— BEGIN TASK INPUTS —

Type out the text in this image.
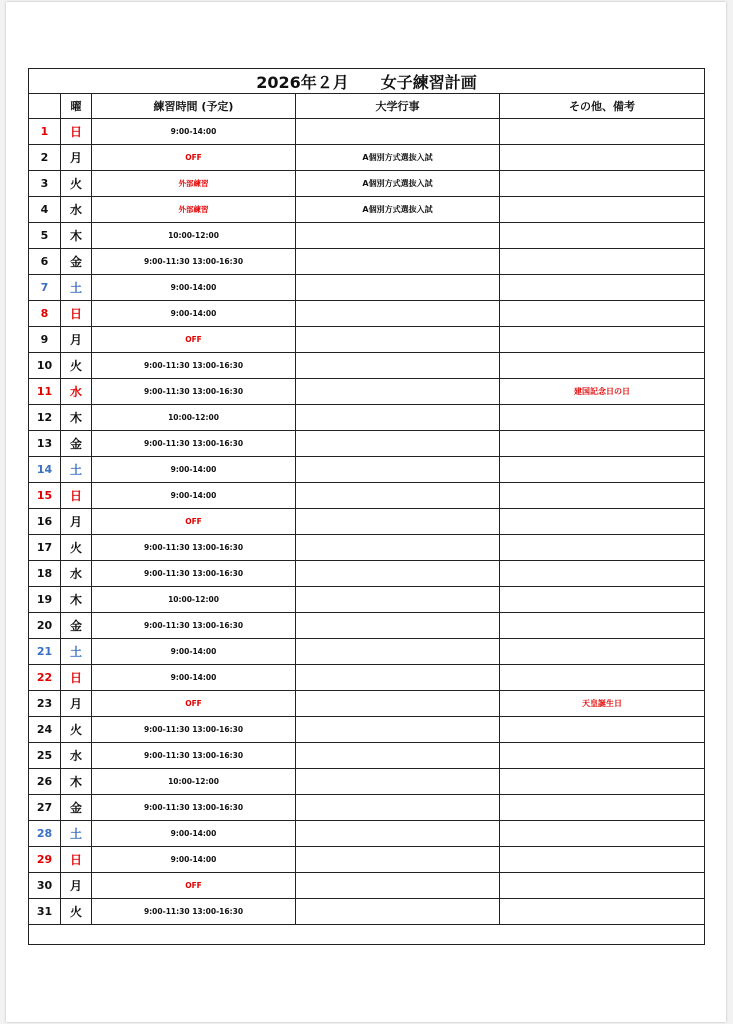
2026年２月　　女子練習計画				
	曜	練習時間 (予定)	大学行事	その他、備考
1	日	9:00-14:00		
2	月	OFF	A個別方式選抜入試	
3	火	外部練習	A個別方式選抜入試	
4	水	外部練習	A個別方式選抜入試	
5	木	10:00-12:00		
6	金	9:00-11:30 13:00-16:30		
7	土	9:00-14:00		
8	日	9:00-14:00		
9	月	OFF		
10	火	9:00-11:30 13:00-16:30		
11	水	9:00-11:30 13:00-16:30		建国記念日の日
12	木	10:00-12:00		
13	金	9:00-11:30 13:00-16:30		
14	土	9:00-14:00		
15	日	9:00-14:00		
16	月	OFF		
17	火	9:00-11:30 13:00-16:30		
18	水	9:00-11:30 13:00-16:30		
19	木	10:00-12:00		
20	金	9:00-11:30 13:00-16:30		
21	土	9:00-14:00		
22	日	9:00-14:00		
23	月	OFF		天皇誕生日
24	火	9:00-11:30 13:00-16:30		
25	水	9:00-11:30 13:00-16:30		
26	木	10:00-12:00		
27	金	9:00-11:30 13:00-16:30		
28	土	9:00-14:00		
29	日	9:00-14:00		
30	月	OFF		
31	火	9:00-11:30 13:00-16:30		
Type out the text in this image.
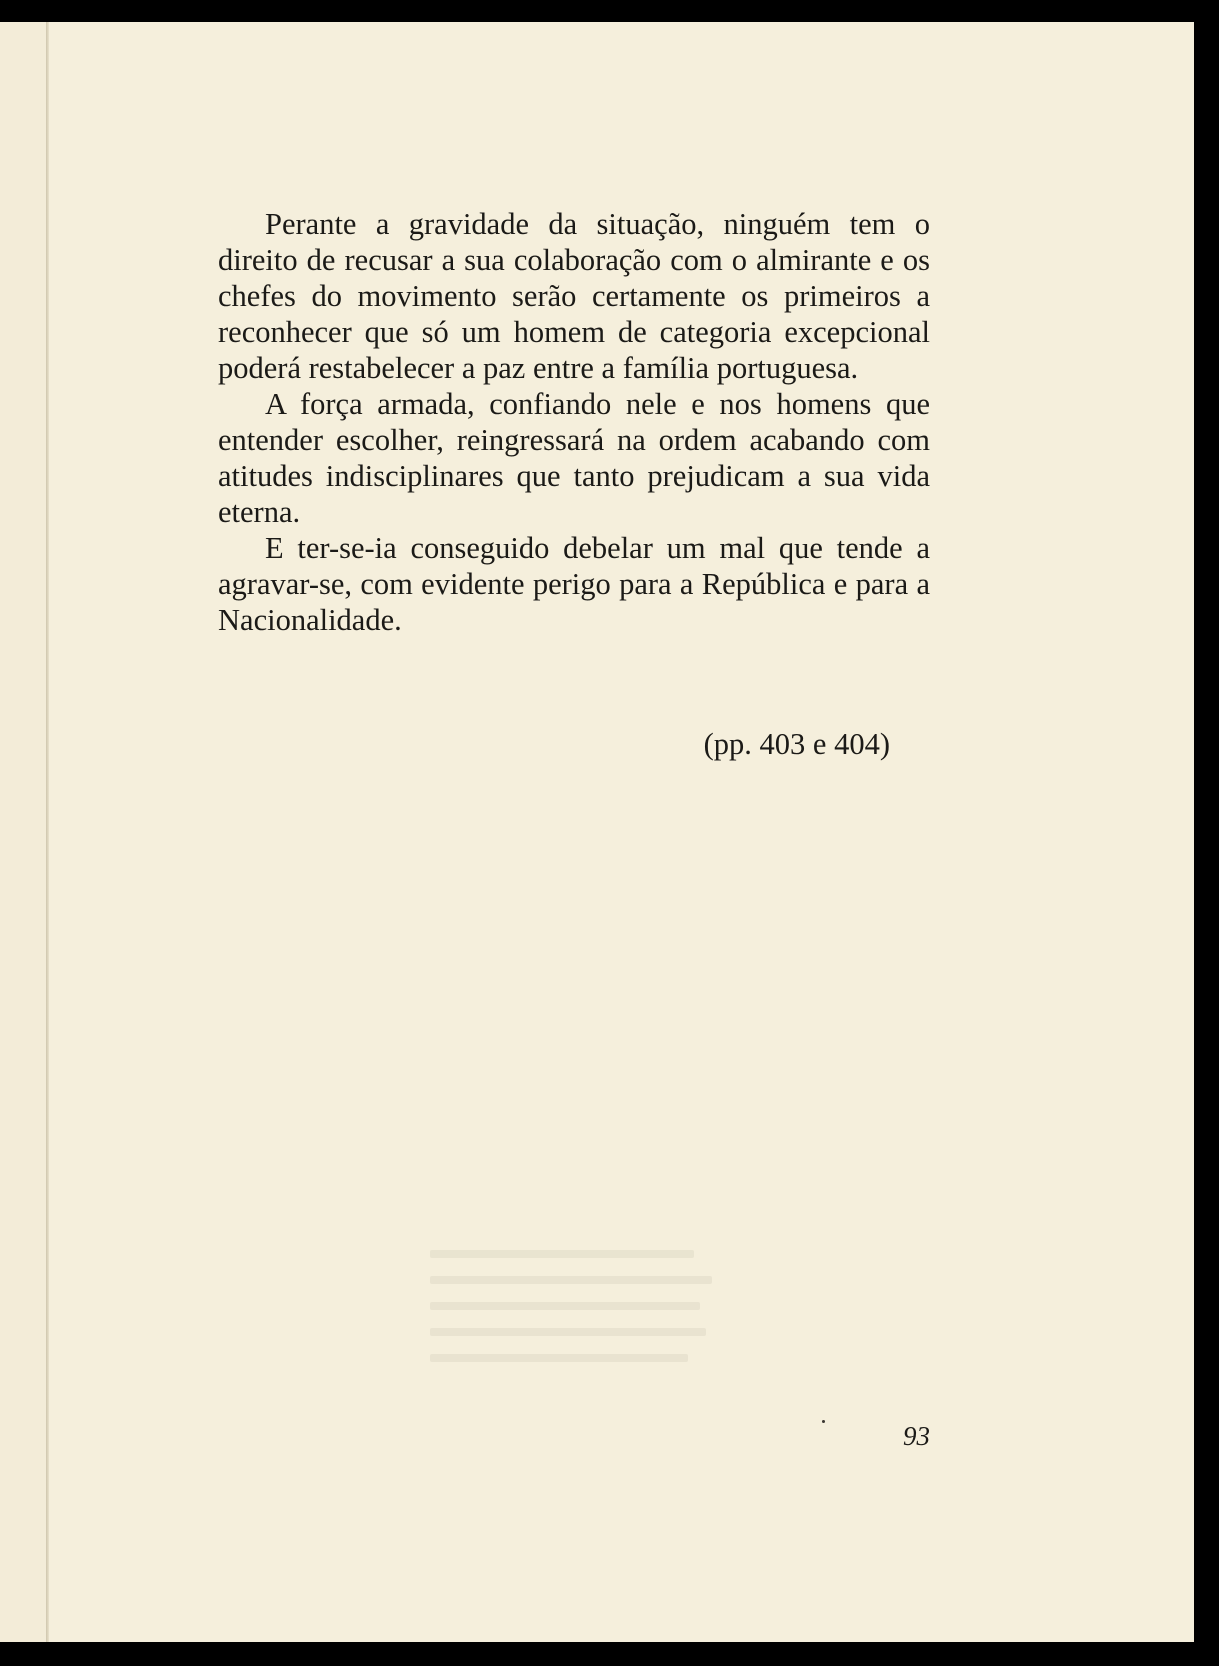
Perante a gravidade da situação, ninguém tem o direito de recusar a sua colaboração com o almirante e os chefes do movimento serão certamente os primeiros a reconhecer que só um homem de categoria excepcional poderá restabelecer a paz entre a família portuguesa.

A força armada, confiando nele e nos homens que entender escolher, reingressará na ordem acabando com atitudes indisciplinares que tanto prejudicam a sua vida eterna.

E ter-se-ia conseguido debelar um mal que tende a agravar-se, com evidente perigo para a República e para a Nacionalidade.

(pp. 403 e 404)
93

— END TASK INPUTS —

Isolate the lines above that contain the word "A個別方式選抜入試" and copy them.

2	月	OFF	A個別方式選抜入試	
3	火	外部練習	A個別方式選抜入試	
4	水	外部練習	A個別方式選抜入試	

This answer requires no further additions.